### Brief
Transcribe the entries exactly; images are not part of the copy.

▶

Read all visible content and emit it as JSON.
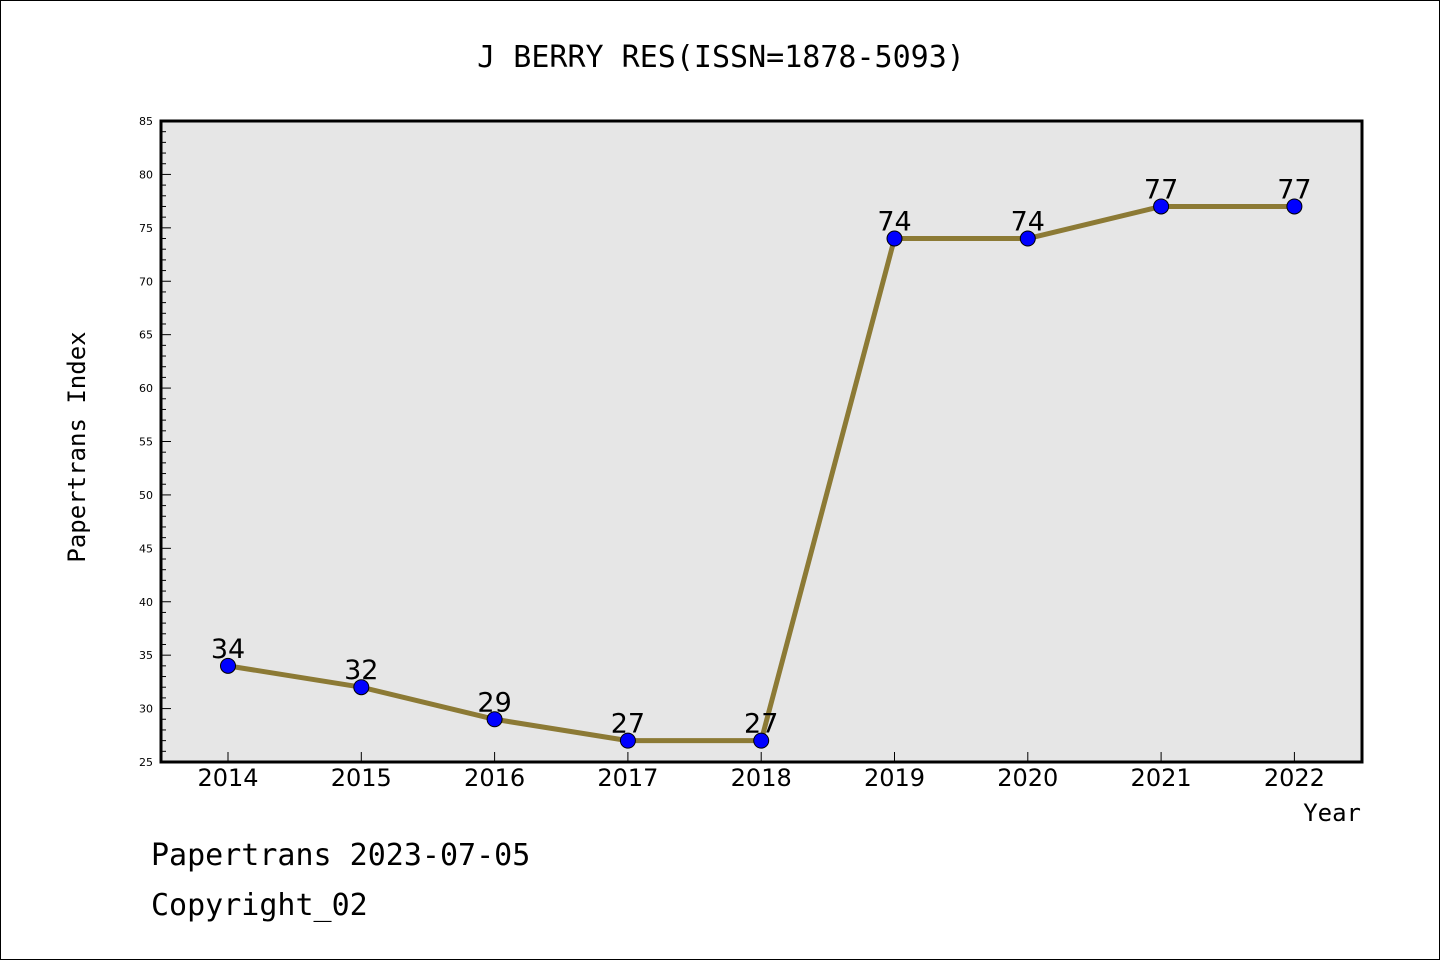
{
  "footer": {
    "stamp": "Papertrans 2023-07-05",
    "copyright": "Copyright_02"
  },
  "colors": {
    "plot_background": "#e6e6e6",
    "line": "#8c7a35",
    "marker": "#0000ff",
    "frame": "#000000"
  },
  "chart_data": {
    "type": "line",
    "title": "J BERRY RES(ISSN=1878-5093)",
    "xlabel": "Year",
    "ylabel": "Papertrans Index",
    "x": [
      "2014",
      "2015",
      "2016",
      "2017",
      "2018",
      "2019",
      "2020",
      "2021",
      "2022"
    ],
    "series": [
      {
        "values": [
          34,
          32,
          29,
          27,
          27,
          74,
          74,
          77,
          77
        ]
      }
    ],
    "data_labels": [
      "34",
      "32",
      "29",
      "27",
      "27",
      "74",
      "74",
      "77",
      "77"
    ],
    "ylim": [
      25,
      85
    ],
    "yticks": [
      25,
      30,
      35,
      40,
      45,
      50,
      55,
      60,
      65,
      70,
      75,
      80,
      85
    ],
    "grid": false,
    "legend": "none"
  }
}
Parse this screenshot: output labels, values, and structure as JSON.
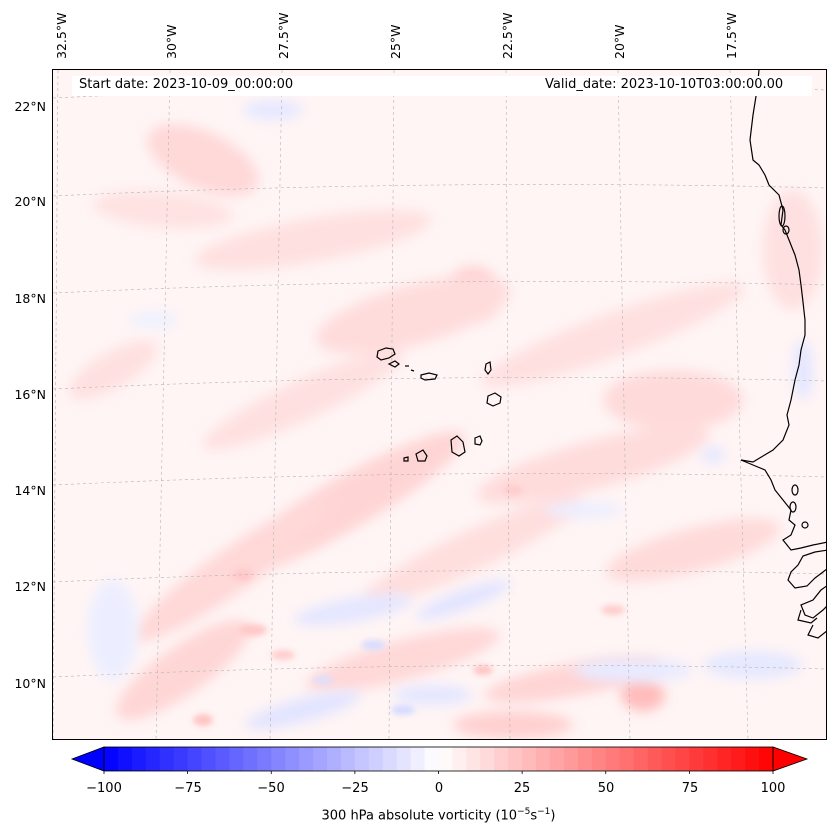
{
  "header": {
    "start_date": "Start date: 2023-10-09_00:00:00",
    "valid_date": "Valid_date: 2023-10-10T03:00:00.00"
  },
  "map": {
    "projection": "lambert-conformal",
    "lon_labels": [
      "32.5°W",
      "30°W",
      "27.5°W",
      "25°W",
      "22.5°W",
      "20°W",
      "17.5°W"
    ],
    "lat_labels": [
      "22°N",
      "20°N",
      "18°N",
      "16°N",
      "14°N",
      "12°N",
      "10°N"
    ],
    "gridlines": "dashed-gray",
    "coastlines": "black",
    "features": [
      "Cape Verde islands",
      "West African coast (Senegal, Gambia, Guinea-Bissau)"
    ]
  },
  "colorbar": {
    "colormap": "bwr",
    "range": [
      -100,
      100
    ],
    "extend": "both",
    "ticks": [
      "−100",
      "−75",
      "−50",
      "−25",
      "0",
      "25",
      "50",
      "75",
      "100"
    ],
    "label_main": "300 hPa absolute vorticity (10",
    "label_exp1": "−5",
    "label_mid": "s",
    "label_exp2": "−1",
    "label_end": ")"
  },
  "colors": {
    "negative": "#0000ff",
    "neutral": "#ffffff",
    "positive": "#ff0000",
    "coast": "#000000",
    "grid": "#bbbbbb"
  }
}
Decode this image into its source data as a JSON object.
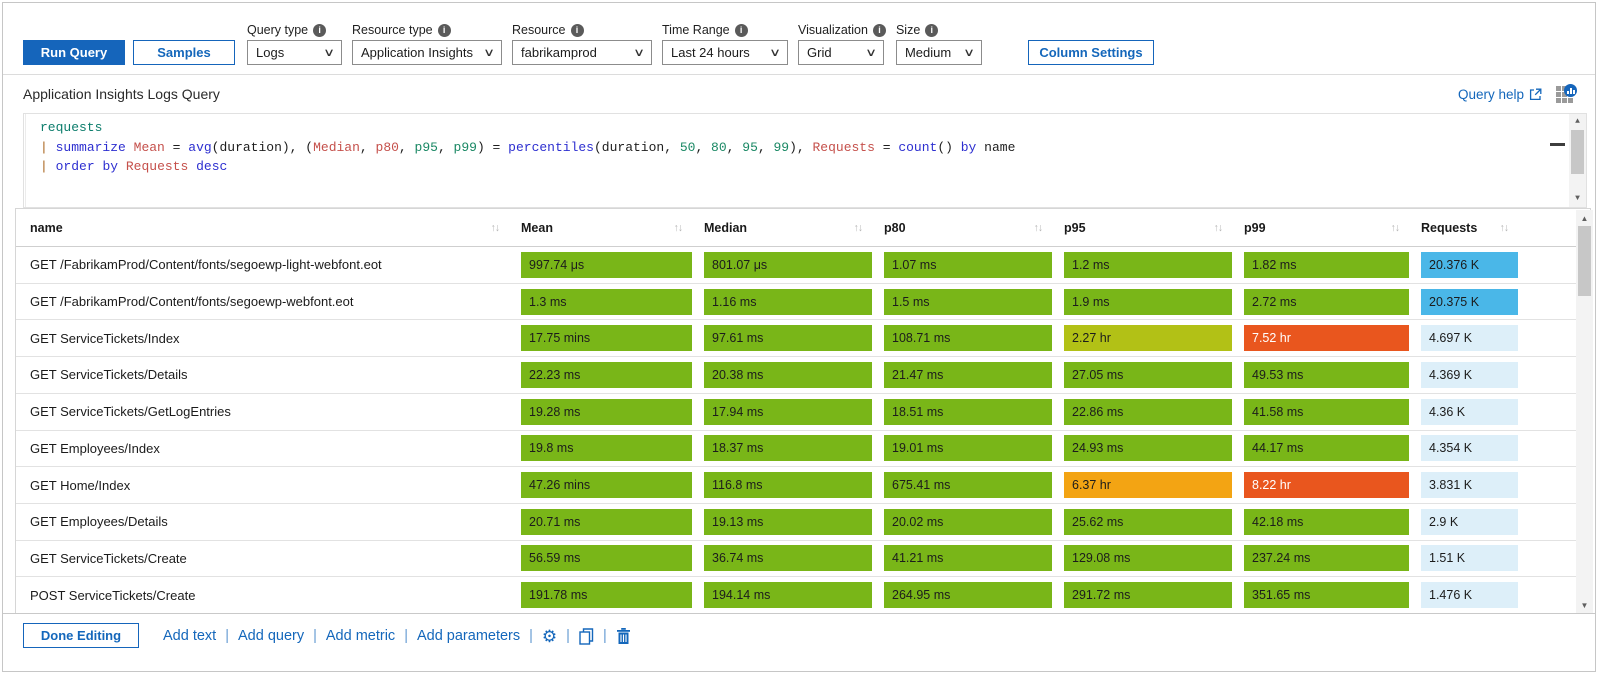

◀

### Answer for the task
Read all visible content and emit it as JSON.
{
  "footer": {
    "stamp": "Papertrans 2023-07-05",
    "copyright": "Copyright_02"
  },
  "colors": {
    "plot_background": "#e6e6e6",
    "line": "#8c7a35",
    "marker": "#0000ff",
    "frame": "#000000"
  },
  "chart_data": {
    "type": "line",
    "title": "J BERRY RES(ISSN=1878-5093)",
    "xlabel": "Year",
    "ylabel": "Papertrans Index",
    "x": [
      "2014",
      "2015",
      "2016",
      "2017",
      "2018",
      "2019",
      "2020",
      "2021",
      "2022"
    ],
    "series": [
      {
        "values": [
          34,
          32,
          29,
          27,
          27,
          74,
          74,
          77,
          77
        ]
      }
    ],
    "data_labels": [
      "34",
      "32",
      "29",
      "27",
      "27",
      "74",
      "74",
      "77",
      "77"
    ],
    "ylim": [
      25,
      85
    ],
    "yticks": [
      25,
      30,
      35,
      40,
      45,
      50,
      55,
      60,
      65,
      70,
      75,
      80,
      85
    ],
    "grid": false,
    "legend": "none"
  }
}
Parse this screenshot: output labels, values, and structure as JSON.
{
  "header": {
    "start_date": "Start date: 2023-10-09_00:00:00",
    "valid_date": "Valid_date: 2023-10-10T03:00:00.00"
  },
  "map": {
    "projection": "lambert-conformal",
    "lon_labels": [
      "32.5°W",
      "30°W",
      "27.5°W",
      "25°W",
      "22.5°W",
      "20°W",
      "17.5°W"
    ],
    "lat_labels": [
      "22°N",
      "20°N",
      "18°N",
      "16°N",
      "14°N",
      "12°N",
      "10°N"
    ],
    "gridlines": "dashed-gray",
    "coastlines": "black",
    "features": [
      "Cape Verde islands",
      "West African coast (Senegal, Gambia, Guinea-Bissau)"
    ]
  },
  "colorbar": {
    "colormap": "bwr",
    "range": [
      -100,
      100
    ],
    "extend": "both",
    "ticks": [
      "−100",
      "−75",
      "−50",
      "−25",
      "0",
      "25",
      "50",
      "75",
      "100"
    ],
    "label_main": "300 hPa absolute vorticity (10",
    "label_exp1": "−5",
    "label_mid": "s",
    "label_exp2": "−1",
    "label_end": ")"
  },
  "colors": {
    "negative": "#0000ff",
    "neutral": "#ffffff",
    "positive": "#ff0000",
    "coast": "#000000",
    "grid": "#bbbbbb"
  }
}
Decode this image into its source data as a JSON object.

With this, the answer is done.